» Directions: Your task is to repeat the entries underneath exactly, minus the pictures.

» Data rows:
— start —

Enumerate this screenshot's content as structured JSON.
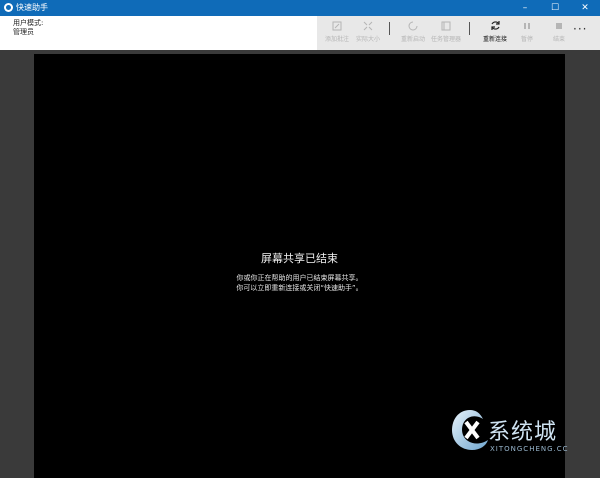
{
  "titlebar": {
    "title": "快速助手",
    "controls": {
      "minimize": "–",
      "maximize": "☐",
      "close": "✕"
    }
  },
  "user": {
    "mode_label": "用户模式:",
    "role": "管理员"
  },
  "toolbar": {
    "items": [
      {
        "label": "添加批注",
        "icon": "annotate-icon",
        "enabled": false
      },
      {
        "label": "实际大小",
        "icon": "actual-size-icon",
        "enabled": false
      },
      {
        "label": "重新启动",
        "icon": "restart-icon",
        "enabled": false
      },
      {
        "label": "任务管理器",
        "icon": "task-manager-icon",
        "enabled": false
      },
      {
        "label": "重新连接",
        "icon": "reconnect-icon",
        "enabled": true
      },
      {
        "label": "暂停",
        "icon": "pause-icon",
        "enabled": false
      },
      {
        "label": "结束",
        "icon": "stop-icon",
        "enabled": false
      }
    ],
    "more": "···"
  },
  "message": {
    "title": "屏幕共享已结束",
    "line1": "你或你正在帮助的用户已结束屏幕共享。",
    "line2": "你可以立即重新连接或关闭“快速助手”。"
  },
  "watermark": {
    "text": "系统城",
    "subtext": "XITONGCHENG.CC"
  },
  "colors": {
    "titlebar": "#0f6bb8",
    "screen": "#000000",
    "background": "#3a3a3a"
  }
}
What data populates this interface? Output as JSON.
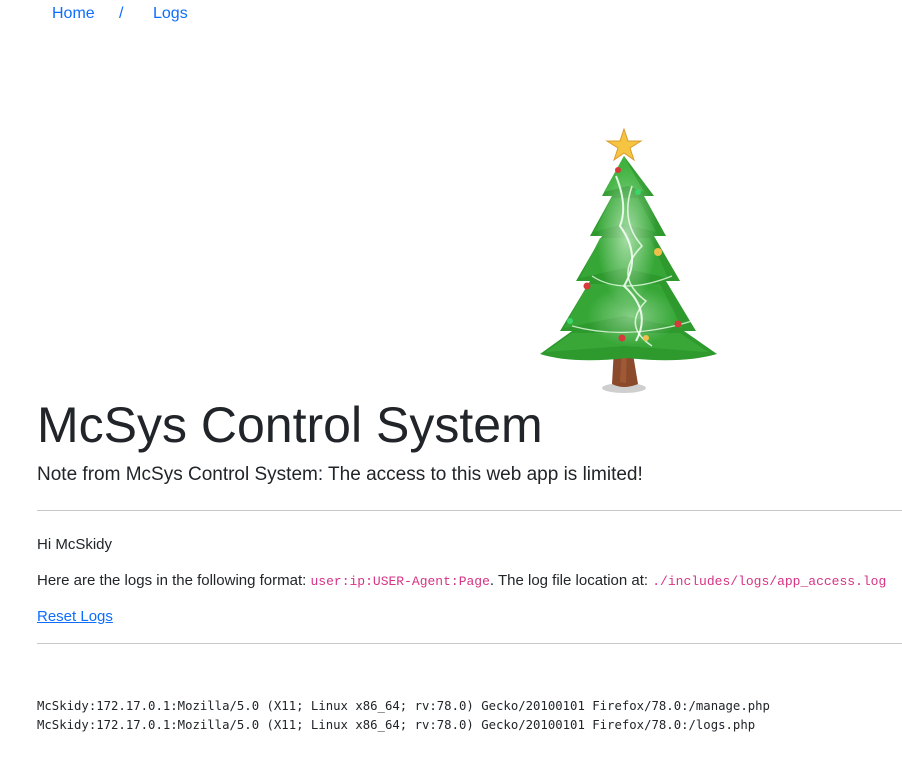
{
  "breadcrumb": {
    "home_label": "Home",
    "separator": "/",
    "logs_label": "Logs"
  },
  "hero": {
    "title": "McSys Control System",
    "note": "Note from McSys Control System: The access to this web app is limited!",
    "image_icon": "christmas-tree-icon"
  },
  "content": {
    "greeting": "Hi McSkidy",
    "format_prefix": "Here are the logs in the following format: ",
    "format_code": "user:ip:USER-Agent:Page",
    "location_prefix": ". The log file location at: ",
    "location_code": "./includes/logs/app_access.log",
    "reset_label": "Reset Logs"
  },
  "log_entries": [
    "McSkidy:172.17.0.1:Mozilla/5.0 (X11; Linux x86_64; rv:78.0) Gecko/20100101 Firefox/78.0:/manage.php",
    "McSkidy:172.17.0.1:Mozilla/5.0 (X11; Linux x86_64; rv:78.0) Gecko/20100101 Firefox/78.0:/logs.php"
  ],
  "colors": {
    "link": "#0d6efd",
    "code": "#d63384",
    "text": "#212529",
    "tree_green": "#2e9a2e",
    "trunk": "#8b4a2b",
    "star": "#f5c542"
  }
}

— end —

» Solution for this task:
Enumerate this screenshot's content as structured JSON.
{
  "titlebar": {
    "title": "快速助手",
    "controls": {
      "minimize": "–",
      "maximize": "☐",
      "close": "✕"
    }
  },
  "user": {
    "mode_label": "用户模式:",
    "role": "管理员"
  },
  "toolbar": {
    "items": [
      {
        "label": "添加批注",
        "icon": "annotate-icon",
        "enabled": false
      },
      {
        "label": "实际大小",
        "icon": "actual-size-icon",
        "enabled": false
      },
      {
        "label": "重新启动",
        "icon": "restart-icon",
        "enabled": false
      },
      {
        "label": "任务管理器",
        "icon": "task-manager-icon",
        "enabled": false
      },
      {
        "label": "重新连接",
        "icon": "reconnect-icon",
        "enabled": true
      },
      {
        "label": "暂停",
        "icon": "pause-icon",
        "enabled": false
      },
      {
        "label": "结束",
        "icon": "stop-icon",
        "enabled": false
      }
    ],
    "more": "···"
  },
  "message": {
    "title": "屏幕共享已结束",
    "line1": "你或你正在帮助的用户已结束屏幕共享。",
    "line2": "你可以立即重新连接或关闭“快速助手”。"
  },
  "watermark": {
    "text": "系统城",
    "subtext": "XITONGCHENG.CC"
  },
  "colors": {
    "titlebar": "#0f6bb8",
    "screen": "#000000",
    "background": "#3a3a3a"
  }
}
What data populates this interface? Output as JSON.
{
  "breadcrumb": {
    "home_label": "Home",
    "separator": "/",
    "logs_label": "Logs"
  },
  "hero": {
    "title": "McSys Control System",
    "note": "Note from McSys Control System: The access to this web app is limited!",
    "image_icon": "christmas-tree-icon"
  },
  "content": {
    "greeting": "Hi McSkidy",
    "format_prefix": "Here are the logs in the following format: ",
    "format_code": "user:ip:USER-Agent:Page",
    "location_prefix": ". The log file location at: ",
    "location_code": "./includes/logs/app_access.log",
    "reset_label": "Reset Logs"
  },
  "log_entries": [
    "McSkidy:172.17.0.1:Mozilla/5.0 (X11; Linux x86_64; rv:78.0) Gecko/20100101 Firefox/78.0:/manage.php",
    "McSkidy:172.17.0.1:Mozilla/5.0 (X11; Linux x86_64; rv:78.0) Gecko/20100101 Firefox/78.0:/logs.php"
  ],
  "colors": {
    "link": "#0d6efd",
    "code": "#d63384",
    "text": "#212529",
    "tree_green": "#2e9a2e",
    "trunk": "#8b4a2b",
    "star": "#f5c542"
  }
}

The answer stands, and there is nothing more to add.